Copy out all lines that carry the word "cereales".

◆ **Data entries**
— BEGIN —

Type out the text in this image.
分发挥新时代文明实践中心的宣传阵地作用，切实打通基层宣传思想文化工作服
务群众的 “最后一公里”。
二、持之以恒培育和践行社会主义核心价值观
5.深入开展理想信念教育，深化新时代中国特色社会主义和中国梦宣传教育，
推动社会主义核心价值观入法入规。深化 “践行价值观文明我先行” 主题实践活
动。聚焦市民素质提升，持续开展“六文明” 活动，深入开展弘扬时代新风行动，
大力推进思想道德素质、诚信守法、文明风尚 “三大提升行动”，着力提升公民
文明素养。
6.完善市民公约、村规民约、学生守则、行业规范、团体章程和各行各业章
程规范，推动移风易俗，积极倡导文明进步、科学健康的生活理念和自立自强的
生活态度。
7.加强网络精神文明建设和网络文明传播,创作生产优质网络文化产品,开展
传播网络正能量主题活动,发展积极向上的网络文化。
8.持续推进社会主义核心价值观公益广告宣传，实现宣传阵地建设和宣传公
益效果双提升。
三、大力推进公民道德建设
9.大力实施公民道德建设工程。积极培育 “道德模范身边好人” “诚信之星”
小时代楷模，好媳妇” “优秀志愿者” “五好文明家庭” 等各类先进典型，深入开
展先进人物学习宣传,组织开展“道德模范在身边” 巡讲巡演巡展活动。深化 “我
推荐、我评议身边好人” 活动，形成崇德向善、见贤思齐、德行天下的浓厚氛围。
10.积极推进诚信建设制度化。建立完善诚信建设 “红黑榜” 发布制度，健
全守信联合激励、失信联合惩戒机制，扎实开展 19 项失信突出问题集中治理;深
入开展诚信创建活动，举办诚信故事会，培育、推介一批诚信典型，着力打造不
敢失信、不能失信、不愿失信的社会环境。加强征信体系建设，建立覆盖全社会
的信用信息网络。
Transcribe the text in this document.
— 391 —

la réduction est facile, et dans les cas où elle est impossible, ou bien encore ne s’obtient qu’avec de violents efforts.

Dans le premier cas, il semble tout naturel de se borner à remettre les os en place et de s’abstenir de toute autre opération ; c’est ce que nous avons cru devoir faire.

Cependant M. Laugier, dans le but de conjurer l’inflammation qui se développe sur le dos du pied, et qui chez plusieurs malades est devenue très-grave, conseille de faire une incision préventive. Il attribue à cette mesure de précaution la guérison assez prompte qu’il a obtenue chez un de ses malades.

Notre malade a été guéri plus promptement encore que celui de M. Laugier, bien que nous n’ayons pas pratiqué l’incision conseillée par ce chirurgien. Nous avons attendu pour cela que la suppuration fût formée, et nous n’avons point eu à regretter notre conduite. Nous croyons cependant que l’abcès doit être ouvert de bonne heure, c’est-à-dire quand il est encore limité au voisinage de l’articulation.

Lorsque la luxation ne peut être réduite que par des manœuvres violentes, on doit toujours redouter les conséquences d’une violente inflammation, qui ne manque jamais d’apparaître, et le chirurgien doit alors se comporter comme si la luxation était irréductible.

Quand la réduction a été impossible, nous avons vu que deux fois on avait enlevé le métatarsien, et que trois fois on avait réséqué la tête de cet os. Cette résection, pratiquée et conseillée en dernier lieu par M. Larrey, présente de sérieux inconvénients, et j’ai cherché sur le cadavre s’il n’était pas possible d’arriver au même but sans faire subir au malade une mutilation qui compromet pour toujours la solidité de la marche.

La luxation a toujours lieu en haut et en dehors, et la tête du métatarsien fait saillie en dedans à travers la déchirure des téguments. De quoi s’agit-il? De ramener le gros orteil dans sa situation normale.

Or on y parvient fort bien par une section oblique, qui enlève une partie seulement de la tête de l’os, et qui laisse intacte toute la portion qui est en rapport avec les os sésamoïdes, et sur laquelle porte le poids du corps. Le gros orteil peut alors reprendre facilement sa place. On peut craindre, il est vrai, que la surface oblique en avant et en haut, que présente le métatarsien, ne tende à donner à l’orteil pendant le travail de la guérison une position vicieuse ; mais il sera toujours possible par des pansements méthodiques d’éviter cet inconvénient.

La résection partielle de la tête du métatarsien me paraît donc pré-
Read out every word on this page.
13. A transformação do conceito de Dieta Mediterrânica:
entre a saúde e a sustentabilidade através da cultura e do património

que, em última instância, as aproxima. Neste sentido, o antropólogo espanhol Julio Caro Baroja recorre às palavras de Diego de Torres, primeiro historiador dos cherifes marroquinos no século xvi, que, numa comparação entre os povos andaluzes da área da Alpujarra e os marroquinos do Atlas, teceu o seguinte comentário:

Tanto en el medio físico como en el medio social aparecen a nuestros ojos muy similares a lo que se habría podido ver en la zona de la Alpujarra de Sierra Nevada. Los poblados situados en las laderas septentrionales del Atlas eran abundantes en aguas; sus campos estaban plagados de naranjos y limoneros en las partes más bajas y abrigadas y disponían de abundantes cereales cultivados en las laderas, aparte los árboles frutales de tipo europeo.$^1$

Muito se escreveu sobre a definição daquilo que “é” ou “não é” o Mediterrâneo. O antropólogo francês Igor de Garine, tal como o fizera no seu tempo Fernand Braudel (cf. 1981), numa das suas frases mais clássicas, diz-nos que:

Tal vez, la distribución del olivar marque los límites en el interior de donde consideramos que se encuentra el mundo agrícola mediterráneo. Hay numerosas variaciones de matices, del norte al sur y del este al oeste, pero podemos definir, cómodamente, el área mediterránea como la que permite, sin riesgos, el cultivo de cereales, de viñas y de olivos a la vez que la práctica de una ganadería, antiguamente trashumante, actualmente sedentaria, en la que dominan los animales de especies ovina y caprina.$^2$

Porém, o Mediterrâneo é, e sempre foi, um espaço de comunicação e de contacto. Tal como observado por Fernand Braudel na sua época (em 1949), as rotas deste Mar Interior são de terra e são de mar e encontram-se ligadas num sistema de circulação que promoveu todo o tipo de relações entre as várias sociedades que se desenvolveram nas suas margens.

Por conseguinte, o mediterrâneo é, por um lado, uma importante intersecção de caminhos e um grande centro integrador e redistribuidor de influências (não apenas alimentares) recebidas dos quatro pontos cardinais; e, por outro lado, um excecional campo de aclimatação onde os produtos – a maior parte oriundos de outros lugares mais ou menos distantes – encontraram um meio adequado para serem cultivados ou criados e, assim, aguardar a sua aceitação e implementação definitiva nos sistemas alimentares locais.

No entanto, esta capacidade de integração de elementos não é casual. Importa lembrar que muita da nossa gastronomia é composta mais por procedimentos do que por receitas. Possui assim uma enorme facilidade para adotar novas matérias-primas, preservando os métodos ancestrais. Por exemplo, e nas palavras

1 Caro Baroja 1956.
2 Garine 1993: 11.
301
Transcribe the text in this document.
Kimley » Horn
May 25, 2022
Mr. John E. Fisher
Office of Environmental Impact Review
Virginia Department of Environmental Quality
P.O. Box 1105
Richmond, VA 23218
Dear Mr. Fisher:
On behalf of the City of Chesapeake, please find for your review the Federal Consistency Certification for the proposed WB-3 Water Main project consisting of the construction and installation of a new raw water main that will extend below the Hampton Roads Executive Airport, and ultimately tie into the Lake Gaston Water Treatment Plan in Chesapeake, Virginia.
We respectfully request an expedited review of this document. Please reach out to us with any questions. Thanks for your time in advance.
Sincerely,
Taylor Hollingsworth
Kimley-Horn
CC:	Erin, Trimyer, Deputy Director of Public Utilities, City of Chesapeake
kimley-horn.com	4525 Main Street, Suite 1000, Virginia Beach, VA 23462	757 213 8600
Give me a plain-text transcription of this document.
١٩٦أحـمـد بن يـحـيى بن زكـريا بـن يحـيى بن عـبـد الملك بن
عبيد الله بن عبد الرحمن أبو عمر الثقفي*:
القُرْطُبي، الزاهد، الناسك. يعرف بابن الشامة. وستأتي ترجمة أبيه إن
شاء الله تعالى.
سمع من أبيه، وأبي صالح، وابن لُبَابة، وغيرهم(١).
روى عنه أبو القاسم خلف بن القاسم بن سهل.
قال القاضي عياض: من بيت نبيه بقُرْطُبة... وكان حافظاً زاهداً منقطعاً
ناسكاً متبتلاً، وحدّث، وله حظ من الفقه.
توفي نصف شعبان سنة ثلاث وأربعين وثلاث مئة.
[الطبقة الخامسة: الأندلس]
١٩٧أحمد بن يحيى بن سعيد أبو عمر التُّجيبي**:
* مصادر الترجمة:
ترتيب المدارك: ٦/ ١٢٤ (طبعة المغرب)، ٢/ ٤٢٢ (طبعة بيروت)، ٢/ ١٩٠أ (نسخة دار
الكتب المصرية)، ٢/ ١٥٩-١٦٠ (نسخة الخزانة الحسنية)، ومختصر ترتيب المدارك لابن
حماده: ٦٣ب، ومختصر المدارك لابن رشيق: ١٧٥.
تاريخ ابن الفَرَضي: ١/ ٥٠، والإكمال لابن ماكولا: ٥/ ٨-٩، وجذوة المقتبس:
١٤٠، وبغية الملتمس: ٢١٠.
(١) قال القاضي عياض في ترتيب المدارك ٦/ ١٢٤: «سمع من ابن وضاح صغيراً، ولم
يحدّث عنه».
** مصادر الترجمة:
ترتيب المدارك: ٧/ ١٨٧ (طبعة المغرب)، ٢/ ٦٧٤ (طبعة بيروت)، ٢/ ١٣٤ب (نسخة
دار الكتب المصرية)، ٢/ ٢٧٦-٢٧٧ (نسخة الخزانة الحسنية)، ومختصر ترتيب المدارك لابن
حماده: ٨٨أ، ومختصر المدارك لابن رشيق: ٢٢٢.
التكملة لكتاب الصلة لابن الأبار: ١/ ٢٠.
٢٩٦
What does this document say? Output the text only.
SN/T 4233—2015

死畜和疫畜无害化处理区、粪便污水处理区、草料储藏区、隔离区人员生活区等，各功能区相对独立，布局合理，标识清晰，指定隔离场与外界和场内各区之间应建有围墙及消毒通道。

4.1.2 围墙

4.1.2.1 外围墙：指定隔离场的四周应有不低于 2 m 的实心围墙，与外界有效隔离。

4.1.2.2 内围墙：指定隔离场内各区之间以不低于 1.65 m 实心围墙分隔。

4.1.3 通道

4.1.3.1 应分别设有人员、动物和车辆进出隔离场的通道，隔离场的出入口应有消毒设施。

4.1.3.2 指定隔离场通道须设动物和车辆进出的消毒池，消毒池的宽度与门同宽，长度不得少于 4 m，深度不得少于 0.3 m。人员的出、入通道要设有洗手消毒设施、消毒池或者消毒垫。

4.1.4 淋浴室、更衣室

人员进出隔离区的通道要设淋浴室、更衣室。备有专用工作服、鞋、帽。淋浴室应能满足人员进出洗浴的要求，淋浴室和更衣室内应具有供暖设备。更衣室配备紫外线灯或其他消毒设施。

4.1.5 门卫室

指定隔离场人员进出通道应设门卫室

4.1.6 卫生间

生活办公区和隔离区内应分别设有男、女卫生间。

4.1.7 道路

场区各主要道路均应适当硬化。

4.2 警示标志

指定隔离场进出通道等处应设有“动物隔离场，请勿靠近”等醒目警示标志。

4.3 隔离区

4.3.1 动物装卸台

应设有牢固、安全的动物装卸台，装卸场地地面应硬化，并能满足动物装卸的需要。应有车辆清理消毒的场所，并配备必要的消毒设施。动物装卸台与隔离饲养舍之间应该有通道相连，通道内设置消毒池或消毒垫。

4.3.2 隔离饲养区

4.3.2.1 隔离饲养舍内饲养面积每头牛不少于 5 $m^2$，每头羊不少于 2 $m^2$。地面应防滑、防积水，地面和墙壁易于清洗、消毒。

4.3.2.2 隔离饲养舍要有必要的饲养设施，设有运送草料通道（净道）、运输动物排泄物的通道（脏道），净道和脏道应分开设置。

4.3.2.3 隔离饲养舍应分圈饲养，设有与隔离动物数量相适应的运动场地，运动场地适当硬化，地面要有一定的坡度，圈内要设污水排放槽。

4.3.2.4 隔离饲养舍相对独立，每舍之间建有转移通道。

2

— END —

◆ **The result**
Tanto en el medio físico como en el medio social aparecen a nuestros ojos muy similares a lo que se habría podido ver en la zona de la Alpujarra de Sierra Nevada. Los poblados situados en las laderas septentrionales del Atlas eran abundantes en aguas; sus campos estaban plagados de naranjos y limoneros en las partes más bajas y abrigadas y disponían de abundantes cereales cultivados en las laderas, aparte los árboles frutales de tipo europeo.$^1$
Tal vez, la distribución del olivar marque los límites en el interior de donde consideramos que se encuentra el mundo agrícola mediterráneo. Hay numerosas variaciones de matices, del norte al sur y del este al oeste, pero podemos definir, cómodamente, el área mediterránea como la que permite, sin riesgos, el cultivo de cereales, de viñas y de olivos a la vez que la práctica de una ganadería, antiguamente trashumante, actualmente sedentaria, en la que dominan los animales de especies ovina y caprina.$^2$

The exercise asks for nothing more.